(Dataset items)
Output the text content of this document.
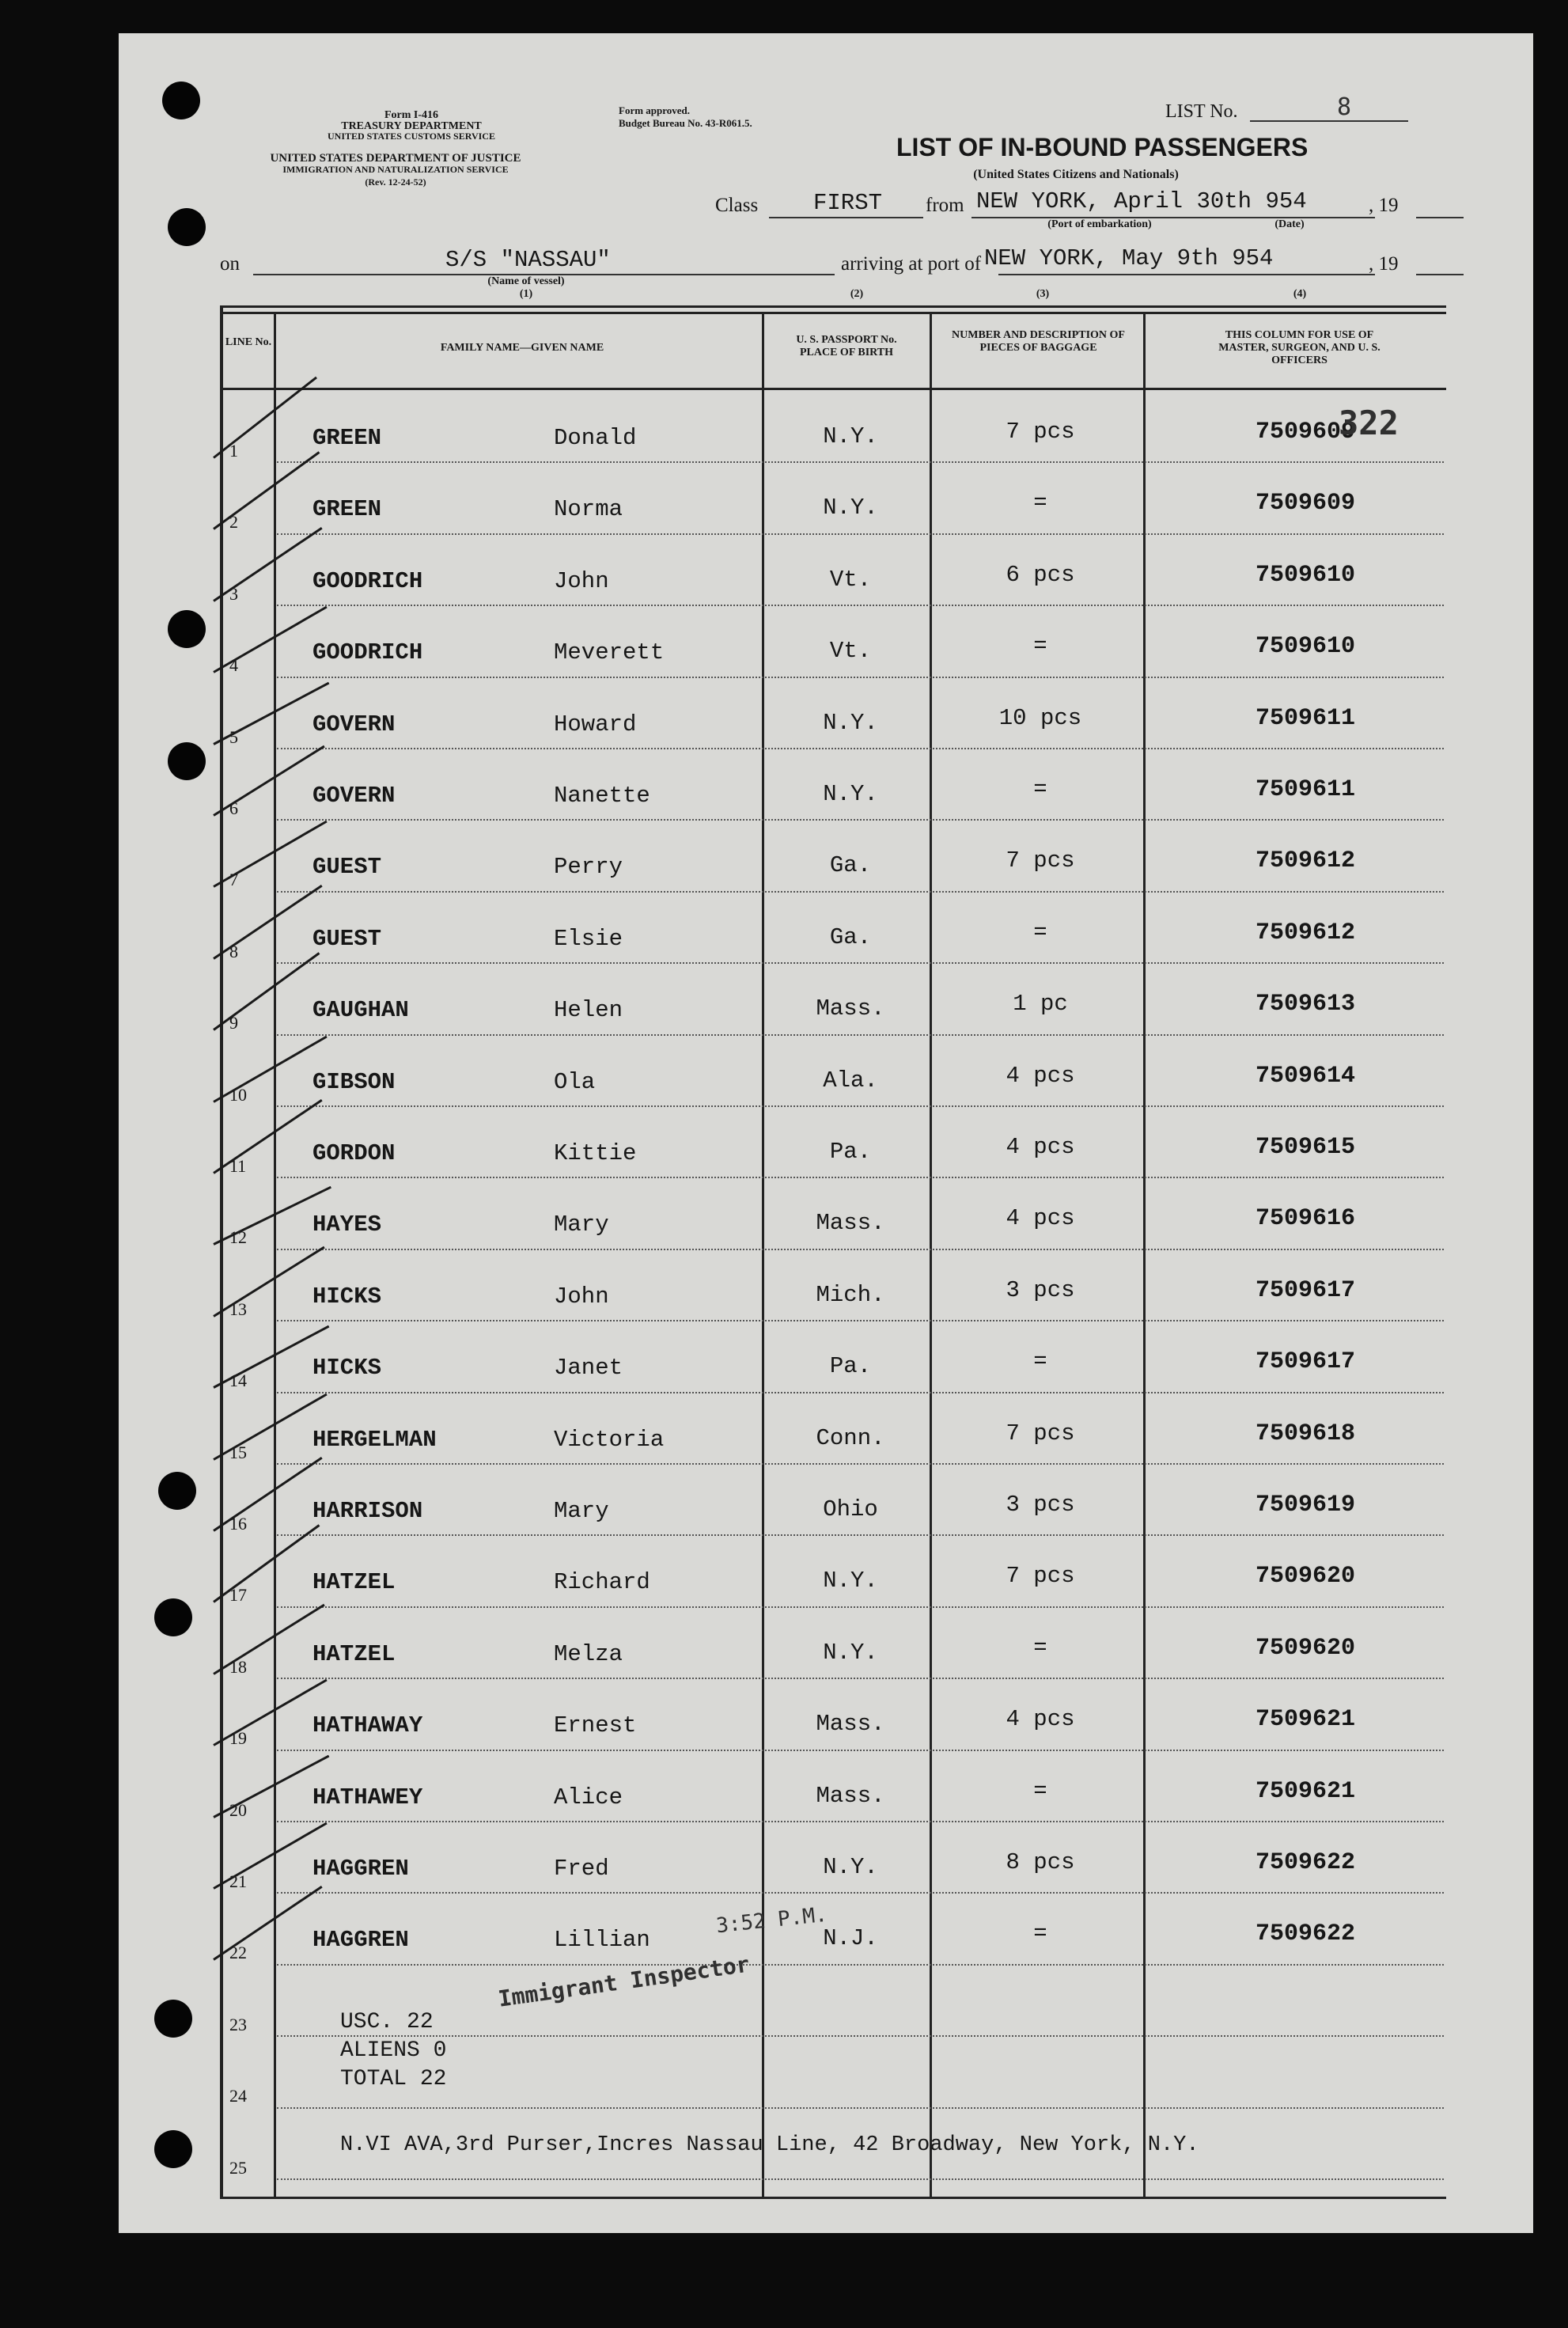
Form I-416
TREASURY DEPARTMENT
UNITED STATES CUSTOMS SERVICE
UNITED STATES DEPARTMENT OF JUSTICE
IMMIGRATION AND NATURALIZATION SERVICE
(Rev. 12-24-52)
Form approved.
Budget Bureau No. 43-R061.5.
LIST No.	8
LIST OF IN-BOUND PASSENGERS
(United States Citizens and Nationals)
Class FIRST from NEW YORK, April 30th 954
(Port of embarkation)	(Date)
, 19
on	S/S "NASSAU"
(Name of vessel)
(1)
arriving at port of NEW YORK, May 9th 954	, 19
(2)	(3)	(4)
LINE No.	FAMILY NAME—GIVEN NAME
U. S. PASSPORT No. PLACE OF BIRTH
NUMBER AND DESCRIPTION OF PIECES OF BAGGAGE
THIS COLUMN FOR USE OF MASTER, SURGEON, AND U. S. OFFICERS
1	GREEN	Donald	N.Y.	7 pcs	7509609
2	GREEN	Norma	N.Y.	=	7509609
3	GOODRICH	John	Vt.	6 pcs	7509610
4	GOODRICH	Meverett	Vt.	=	7509610
5	GOVERN	Howard	N.Y.	10 pcs	7509611
6	GOVERN	Nanette	N.Y.	=	7509611
7	GUEST	Perry	Ga.	7 pcs	7509612
8	GUEST	Elsie	Ga.	=	7509612
9	GAUGHAN	Helen	Mass.	1 pc	7509613
10	GIBSON	Ola	Ala.	4 pcs	7509614
11	GORDON	Kittie	Pa.	4 pcs	7509615
12	HAYES	Mary	Mass.	4 pcs	7509616
13	HICKS	John	Mich.	3 pcs	7509617
14	HICKS	Janet	Pa.	=	7509617
15	HERGELMAN	Victoria	Conn.	7 pcs	7509618
16	HARRISON	Mary	Ohio	3 pcs	7509619
17	HATZEL	Richard	N.Y.	7 pcs	7509620
18	HATZEL	Melza	N.Y.	=	7509620
19	HATHAWAY	Ernest	Mass.	4 pcs	7509621
20	HATHAWEY	Alice	Mass.	=	7509621
21	HAGGREN	Fred	N.Y.	8 pcs	7509622
22	HAGGREN	Lillian	N.J.	=	7509622
23
24
25
322
Immigrant Inspector
3:52 P.M.
USC. 22
ALIENS 0
TOTAL 22
N.VI AVA,3rd Purser,Incres Nassau Line, 42 Broadway, New York, N.Y.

◆ GOAL
In the listing above, locate each line with "GREEN" and copy it.

◆ COMPLETE RESPONSE
1	GREEN	Donald	N.Y.	7 pcs	7509609
2	GREEN	Norma	N.Y.	=	7509609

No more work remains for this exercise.